» **Short task**: Show, in full, each line of the data that contains "Fiscal".

— BEGIN —

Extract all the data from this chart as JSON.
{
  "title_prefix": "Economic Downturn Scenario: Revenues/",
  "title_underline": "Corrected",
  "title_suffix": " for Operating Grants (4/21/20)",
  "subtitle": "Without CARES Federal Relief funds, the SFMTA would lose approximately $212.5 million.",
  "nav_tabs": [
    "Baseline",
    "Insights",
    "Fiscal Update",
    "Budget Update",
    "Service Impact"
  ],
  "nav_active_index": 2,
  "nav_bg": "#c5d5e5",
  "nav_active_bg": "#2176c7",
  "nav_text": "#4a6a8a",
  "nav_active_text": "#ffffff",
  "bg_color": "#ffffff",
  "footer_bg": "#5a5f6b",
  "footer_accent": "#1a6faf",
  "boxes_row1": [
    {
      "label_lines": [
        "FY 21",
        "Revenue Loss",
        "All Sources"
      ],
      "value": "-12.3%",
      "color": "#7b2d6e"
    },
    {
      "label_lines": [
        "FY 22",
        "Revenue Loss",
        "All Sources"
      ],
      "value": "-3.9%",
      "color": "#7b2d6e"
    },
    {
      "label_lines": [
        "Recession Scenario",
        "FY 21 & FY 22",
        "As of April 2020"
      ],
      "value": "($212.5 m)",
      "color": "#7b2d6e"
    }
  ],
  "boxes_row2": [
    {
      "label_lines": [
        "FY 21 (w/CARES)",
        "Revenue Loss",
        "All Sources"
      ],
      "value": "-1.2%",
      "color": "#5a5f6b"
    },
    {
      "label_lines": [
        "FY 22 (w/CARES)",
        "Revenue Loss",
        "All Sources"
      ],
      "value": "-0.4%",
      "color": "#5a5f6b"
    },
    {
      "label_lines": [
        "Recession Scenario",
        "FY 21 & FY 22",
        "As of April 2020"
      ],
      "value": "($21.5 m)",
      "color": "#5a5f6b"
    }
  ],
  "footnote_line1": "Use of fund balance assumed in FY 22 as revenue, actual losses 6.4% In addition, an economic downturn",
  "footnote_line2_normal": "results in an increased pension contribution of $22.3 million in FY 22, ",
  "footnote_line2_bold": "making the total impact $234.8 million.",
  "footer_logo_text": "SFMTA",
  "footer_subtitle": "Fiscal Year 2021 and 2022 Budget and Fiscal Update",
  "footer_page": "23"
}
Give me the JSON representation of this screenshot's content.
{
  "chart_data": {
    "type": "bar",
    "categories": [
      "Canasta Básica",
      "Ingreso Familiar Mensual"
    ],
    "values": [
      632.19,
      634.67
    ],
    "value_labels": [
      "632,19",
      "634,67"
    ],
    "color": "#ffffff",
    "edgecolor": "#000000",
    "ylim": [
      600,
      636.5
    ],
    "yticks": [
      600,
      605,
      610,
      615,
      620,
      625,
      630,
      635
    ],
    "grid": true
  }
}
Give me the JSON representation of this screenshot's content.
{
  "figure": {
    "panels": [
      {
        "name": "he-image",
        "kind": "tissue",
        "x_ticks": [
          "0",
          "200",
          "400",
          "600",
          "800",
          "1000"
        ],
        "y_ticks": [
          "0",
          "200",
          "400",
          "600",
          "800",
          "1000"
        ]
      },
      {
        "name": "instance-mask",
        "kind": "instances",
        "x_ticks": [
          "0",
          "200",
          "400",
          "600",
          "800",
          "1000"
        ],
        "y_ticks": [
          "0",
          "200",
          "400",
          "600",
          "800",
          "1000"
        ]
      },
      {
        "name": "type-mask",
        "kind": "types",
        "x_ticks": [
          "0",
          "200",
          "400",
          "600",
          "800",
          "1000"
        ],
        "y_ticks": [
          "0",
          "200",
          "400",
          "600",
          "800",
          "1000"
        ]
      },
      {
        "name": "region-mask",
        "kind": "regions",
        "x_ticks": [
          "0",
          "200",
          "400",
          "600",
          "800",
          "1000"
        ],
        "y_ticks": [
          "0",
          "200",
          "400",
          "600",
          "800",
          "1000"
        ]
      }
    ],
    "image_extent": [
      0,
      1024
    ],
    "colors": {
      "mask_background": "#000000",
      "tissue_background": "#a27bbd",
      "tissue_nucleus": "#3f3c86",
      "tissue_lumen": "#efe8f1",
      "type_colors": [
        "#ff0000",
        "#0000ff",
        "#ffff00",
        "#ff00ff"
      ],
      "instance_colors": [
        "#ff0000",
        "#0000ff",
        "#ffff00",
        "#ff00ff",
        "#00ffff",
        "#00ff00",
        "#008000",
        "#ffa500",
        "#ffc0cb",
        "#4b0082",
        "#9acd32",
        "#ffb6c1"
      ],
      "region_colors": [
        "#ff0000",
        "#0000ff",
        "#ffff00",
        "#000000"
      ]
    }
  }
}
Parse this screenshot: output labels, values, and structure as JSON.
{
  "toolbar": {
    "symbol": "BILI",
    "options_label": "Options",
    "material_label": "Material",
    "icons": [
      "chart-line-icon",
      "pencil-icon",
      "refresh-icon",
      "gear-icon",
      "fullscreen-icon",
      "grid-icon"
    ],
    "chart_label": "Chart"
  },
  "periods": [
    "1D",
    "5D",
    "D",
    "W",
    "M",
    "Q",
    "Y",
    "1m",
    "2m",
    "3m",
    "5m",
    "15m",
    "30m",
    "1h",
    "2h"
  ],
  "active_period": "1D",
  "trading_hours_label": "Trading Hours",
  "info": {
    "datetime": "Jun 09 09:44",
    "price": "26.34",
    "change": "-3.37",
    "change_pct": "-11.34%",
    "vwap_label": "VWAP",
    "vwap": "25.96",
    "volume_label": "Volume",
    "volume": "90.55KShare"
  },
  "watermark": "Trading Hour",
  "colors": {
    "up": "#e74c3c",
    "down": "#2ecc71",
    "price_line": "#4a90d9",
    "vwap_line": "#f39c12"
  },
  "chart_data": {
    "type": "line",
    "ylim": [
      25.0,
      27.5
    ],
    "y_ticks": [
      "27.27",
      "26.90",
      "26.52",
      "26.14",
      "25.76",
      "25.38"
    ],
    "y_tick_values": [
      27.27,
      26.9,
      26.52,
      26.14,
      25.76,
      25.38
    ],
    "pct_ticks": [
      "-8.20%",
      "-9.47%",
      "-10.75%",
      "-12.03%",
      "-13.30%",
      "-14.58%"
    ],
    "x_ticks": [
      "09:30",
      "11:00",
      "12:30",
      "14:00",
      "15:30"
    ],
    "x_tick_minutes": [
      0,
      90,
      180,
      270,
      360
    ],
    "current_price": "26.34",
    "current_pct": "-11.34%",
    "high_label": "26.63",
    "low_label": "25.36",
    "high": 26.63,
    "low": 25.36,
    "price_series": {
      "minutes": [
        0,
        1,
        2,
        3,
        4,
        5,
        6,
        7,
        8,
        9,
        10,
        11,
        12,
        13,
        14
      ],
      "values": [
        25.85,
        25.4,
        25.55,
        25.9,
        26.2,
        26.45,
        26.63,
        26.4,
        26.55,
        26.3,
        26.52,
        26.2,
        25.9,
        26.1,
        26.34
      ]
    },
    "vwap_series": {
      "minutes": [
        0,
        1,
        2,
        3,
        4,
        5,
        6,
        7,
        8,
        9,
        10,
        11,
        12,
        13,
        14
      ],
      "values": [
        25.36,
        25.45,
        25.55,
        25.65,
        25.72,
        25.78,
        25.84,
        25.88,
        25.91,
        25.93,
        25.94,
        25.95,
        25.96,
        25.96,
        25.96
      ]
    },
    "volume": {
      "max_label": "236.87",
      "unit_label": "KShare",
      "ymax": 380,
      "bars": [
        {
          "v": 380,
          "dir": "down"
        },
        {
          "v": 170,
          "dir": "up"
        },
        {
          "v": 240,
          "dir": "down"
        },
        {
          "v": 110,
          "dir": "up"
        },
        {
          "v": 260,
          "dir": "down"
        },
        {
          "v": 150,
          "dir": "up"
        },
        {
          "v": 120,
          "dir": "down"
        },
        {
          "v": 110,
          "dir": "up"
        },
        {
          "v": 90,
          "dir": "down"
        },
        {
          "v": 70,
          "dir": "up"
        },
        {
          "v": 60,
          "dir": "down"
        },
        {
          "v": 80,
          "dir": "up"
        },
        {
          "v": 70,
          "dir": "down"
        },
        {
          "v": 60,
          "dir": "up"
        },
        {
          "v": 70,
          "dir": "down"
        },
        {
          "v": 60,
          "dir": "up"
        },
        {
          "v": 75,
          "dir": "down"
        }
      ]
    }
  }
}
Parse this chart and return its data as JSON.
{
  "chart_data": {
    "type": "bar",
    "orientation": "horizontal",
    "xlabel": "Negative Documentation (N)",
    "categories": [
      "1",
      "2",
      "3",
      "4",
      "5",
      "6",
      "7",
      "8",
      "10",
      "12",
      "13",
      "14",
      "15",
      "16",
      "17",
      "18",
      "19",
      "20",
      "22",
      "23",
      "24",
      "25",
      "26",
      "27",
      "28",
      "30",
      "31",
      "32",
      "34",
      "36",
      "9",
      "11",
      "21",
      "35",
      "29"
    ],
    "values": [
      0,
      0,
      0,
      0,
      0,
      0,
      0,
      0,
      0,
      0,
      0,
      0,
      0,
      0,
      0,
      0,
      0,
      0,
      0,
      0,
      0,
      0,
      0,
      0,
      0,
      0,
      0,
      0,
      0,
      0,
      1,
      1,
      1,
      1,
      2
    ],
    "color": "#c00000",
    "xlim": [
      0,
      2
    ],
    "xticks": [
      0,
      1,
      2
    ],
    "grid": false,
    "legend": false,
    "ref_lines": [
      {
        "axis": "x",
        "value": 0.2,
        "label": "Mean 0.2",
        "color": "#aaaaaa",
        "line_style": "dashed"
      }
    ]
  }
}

— END —

» **The response**:
    "Fiscal Update",
  "footer_subtitle": "Fiscal Year 2021 and 2022 Budget and Fiscal Update",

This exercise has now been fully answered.